• Written exercise
Make an exact copy of the records, dropping all pictures.

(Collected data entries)

#####

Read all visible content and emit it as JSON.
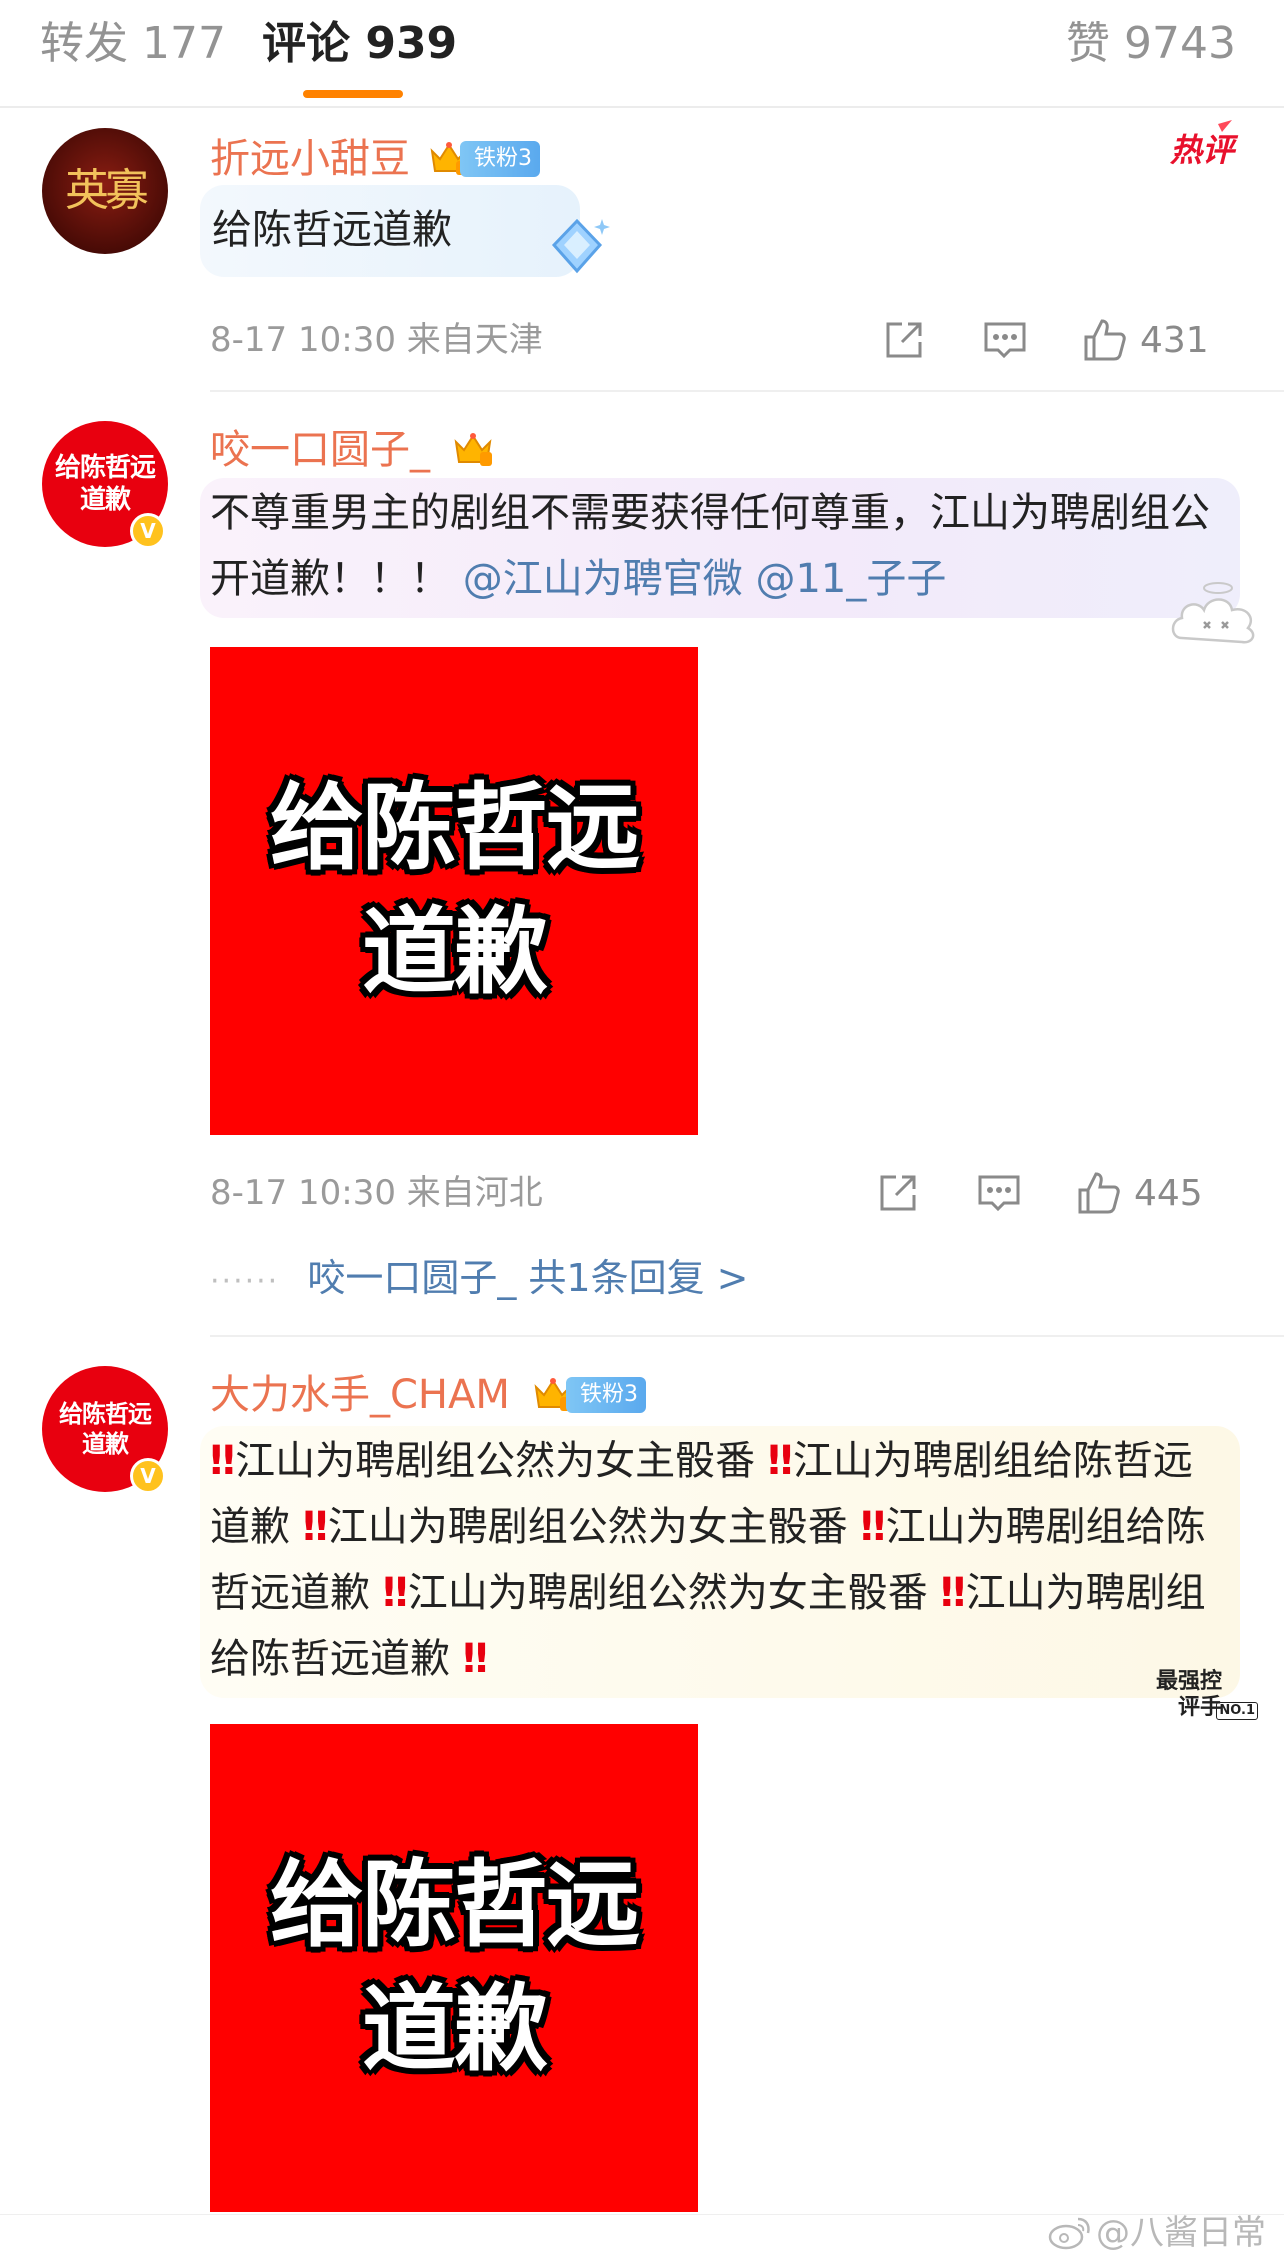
{
  "tabs": {
    "forward": {
      "label": "转发",
      "count": "177"
    },
    "comments": {
      "label": "评论",
      "count": "939"
    },
    "likes": {
      "label": "赞",
      "count": "9743"
    }
  },
  "colors": {
    "accent": "#ff8200",
    "username": "#eb7350",
    "link": "#507daf",
    "image_bg": "#ff0000"
  },
  "comments": [
    {
      "username": "折远小甜豆",
      "fan_badge": "铁粉3",
      "hot_label": "热评",
      "avatar_title": "英寡",
      "text": "给陈哲远道歉",
      "time": "8-17 10:30",
      "location": "来自天津",
      "likes": "431"
    },
    {
      "username": "咬一口圆子_",
      "avatar_text": "给陈哲远道歉",
      "text": "不尊重男主的剧组不需要获得任何尊重，江山为聘剧组公开道歉！！！",
      "mention1": "@江山为聘官微",
      "mention2": "@11_子子",
      "image_text": "给陈哲远道歉",
      "time": "8-17 10:30",
      "location": "来自河北",
      "likes": "445",
      "reply_author": "咬一口圆子_",
      "reply_summary": "共1条回复 >"
    },
    {
      "username": "大力水手_CHAM",
      "fan_badge": "铁粉3",
      "avatar_text": "给陈哲远道歉",
      "text_segments": [
        "江山为聘剧组公然为女主骰番",
        "江山为聘剧组给陈哲远道歉",
        "江山为聘剧组公然为女主骰番",
        "江山为聘剧组给陈哲远道歉",
        "江山为聘剧组公然为女主骰番",
        "江山为聘剧组给陈哲远道歉"
      ],
      "deco_label": "最强控评手",
      "deco_sub": "NO.1",
      "image_text": "给陈哲远道歉"
    }
  ],
  "watermark": "@八酱日常"
}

#####

• Written solution
Read all visible content and emit it as JSON.
{
  "tabs": {
    "forward": {
      "label": "转发",
      "count": "177"
    },
    "comments": {
      "label": "评论",
      "count": "939"
    },
    "likes": {
      "label": "赞",
      "count": "9743"
    }
  },
  "colors": {
    "accent": "#ff8200",
    "username": "#eb7350",
    "link": "#507daf",
    "image_bg": "#ff0000"
  },
  "comments": [
    {
      "username": "折远小甜豆",
      "fan_badge": "铁粉3",
      "hot_label": "热评",
      "avatar_title": "英寡",
      "text": "给陈哲远道歉",
      "time": "8-17 10:30",
      "location": "来自天津",
      "likes": "431"
    },
    {
      "username": "咬一口圆子_",
      "avatar_text": "给陈哲远道歉",
      "text": "不尊重男主的剧组不需要获得任何尊重，江山为聘剧组公开道歉！！！",
      "mention1": "@江山为聘官微",
      "mention2": "@11_子子",
      "image_text": "给陈哲远道歉",
      "time": "8-17 10:30",
      "location": "来自河北",
      "likes": "445",
      "reply_author": "咬一口圆子_",
      "reply_summary": "共1条回复 >"
    },
    {
      "username": "大力水手_CHAM",
      "fan_badge": "铁粉3",
      "avatar_text": "给陈哲远道歉",
      "text_segments": [
        "江山为聘剧组公然为女主骰番",
        "江山为聘剧组给陈哲远道歉",
        "江山为聘剧组公然为女主骰番",
        "江山为聘剧组给陈哲远道歉",
        "江山为聘剧组公然为女主骰番",
        "江山为聘剧组给陈哲远道歉"
      ],
      "deco_label": "最强控评手",
      "deco_sub": "NO.1",
      "image_text": "给陈哲远道歉"
    }
  ],
  "watermark": "@八酱日常"
}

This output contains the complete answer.